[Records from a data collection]
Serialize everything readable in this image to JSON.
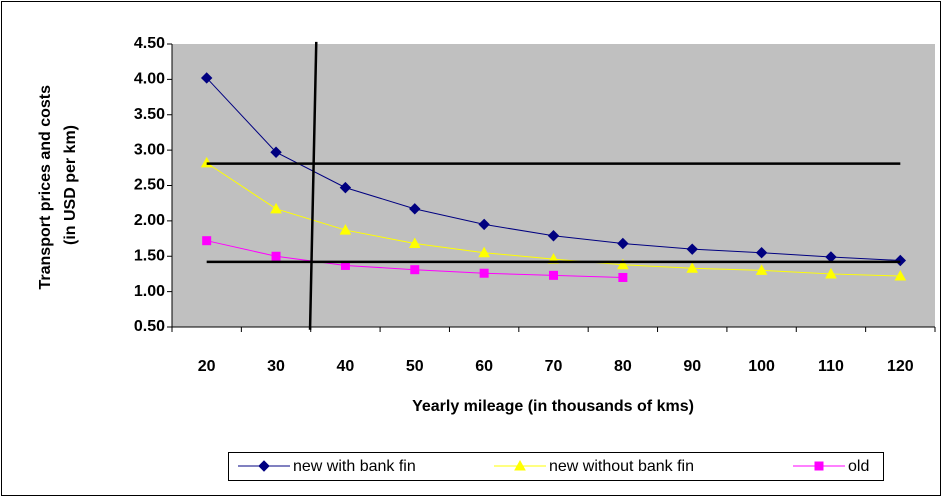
{
  "chart_data": {
    "type": "line",
    "y_axis_label": [
      "Transport prices and costs",
      "(in USD per km)"
    ],
    "x_axis_label": "Yearly mileage (in thousands of kms)",
    "categories": [
      "20",
      "30",
      "40",
      "50",
      "60",
      "70",
      "80",
      "90",
      "100",
      "110",
      "120"
    ],
    "series": [
      {
        "name": "new with bank fin",
        "color": "#000080",
        "marker": "diamond",
        "values": [
          4.02,
          2.97,
          2.47,
          2.17,
          1.95,
          1.79,
          1.68,
          1.6,
          1.55,
          1.49,
          1.44
        ]
      },
      {
        "name": "new without bank fin",
        "color": "#ffff00",
        "marker": "triangle",
        "values": [
          2.82,
          2.17,
          1.87,
          1.68,
          1.55,
          1.46,
          1.38,
          1.33,
          1.3,
          1.25,
          1.22
        ]
      },
      {
        "name": "old",
        "color": "#ff00ff",
        "marker": "square",
        "values": [
          1.72,
          1.5,
          1.37,
          1.31,
          1.26,
          1.23,
          1.2,
          null,
          null,
          null,
          null
        ]
      }
    ],
    "ylim": [
      0.5,
      4.5
    ],
    "yticks": [
      {
        "value": 0.5,
        "label": "0.50"
      },
      {
        "value": 1,
        "label": "1.00"
      },
      {
        "value": 1.5,
        "label": "1.50"
      },
      {
        "value": 2,
        "label": "2.00"
      },
      {
        "value": 2.5,
        "label": "2.50"
      },
      {
        "value": 3,
        "label": "3.00"
      },
      {
        "value": 3.5,
        "label": "3.50"
      },
      {
        "value": 4,
        "label": "4.00"
      },
      {
        "value": 4.5,
        "label": "4.50"
      }
    ],
    "reference_lines": [
      {
        "color": "#000000",
        "x": [
          20,
          120
        ],
        "y": [
          2.81,
          2.81
        ]
      },
      {
        "color": "#000000",
        "x": [
          20,
          120
        ],
        "y": [
          1.42,
          1.42
        ]
      },
      {
        "color": "#000000",
        "x": [
          35.8,
          34.9
        ],
        "y": [
          4.53,
          0.46
        ]
      }
    ],
    "plot_background": "#c0c0c0",
    "legend": "bottom"
  }
}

● Task statement
Repeat the entries exactly. Pictures are excluded from the copy.

● Completed exercise
Serialize everything readable in this image to JSON.
{
  "chart_data": {
    "type": "line",
    "y_axis_label": [
      "Transport prices and costs",
      "(in USD per km)"
    ],
    "x_axis_label": "Yearly mileage (in thousands of kms)",
    "categories": [
      "20",
      "30",
      "40",
      "50",
      "60",
      "70",
      "80",
      "90",
      "100",
      "110",
      "120"
    ],
    "series": [
      {
        "name": "new with bank fin",
        "color": "#000080",
        "marker": "diamond",
        "values": [
          4.02,
          2.97,
          2.47,
          2.17,
          1.95,
          1.79,
          1.68,
          1.6,
          1.55,
          1.49,
          1.44
        ]
      },
      {
        "name": "new without bank fin",
        "color": "#ffff00",
        "marker": "triangle",
        "values": [
          2.82,
          2.17,
          1.87,
          1.68,
          1.55,
          1.46,
          1.38,
          1.33,
          1.3,
          1.25,
          1.22
        ]
      },
      {
        "name": "old",
        "color": "#ff00ff",
        "marker": "square",
        "values": [
          1.72,
          1.5,
          1.37,
          1.31,
          1.26,
          1.23,
          1.2,
          null,
          null,
          null,
          null
        ]
      }
    ],
    "ylim": [
      0.5,
      4.5
    ],
    "yticks": [
      {
        "value": 0.5,
        "label": "0.50"
      },
      {
        "value": 1,
        "label": "1.00"
      },
      {
        "value": 1.5,
        "label": "1.50"
      },
      {
        "value": 2,
        "label": "2.00"
      },
      {
        "value": 2.5,
        "label": "2.50"
      },
      {
        "value": 3,
        "label": "3.00"
      },
      {
        "value": 3.5,
        "label": "3.50"
      },
      {
        "value": 4,
        "label": "4.00"
      },
      {
        "value": 4.5,
        "label": "4.50"
      }
    ],
    "reference_lines": [
      {
        "color": "#000000",
        "x": [
          20,
          120
        ],
        "y": [
          2.81,
          2.81
        ]
      },
      {
        "color": "#000000",
        "x": [
          20,
          120
        ],
        "y": [
          1.42,
          1.42
        ]
      },
      {
        "color": "#000000",
        "x": [
          35.8,
          34.9
        ],
        "y": [
          4.53,
          0.46
        ]
      }
    ],
    "plot_background": "#c0c0c0",
    "legend": "bottom"
  }
}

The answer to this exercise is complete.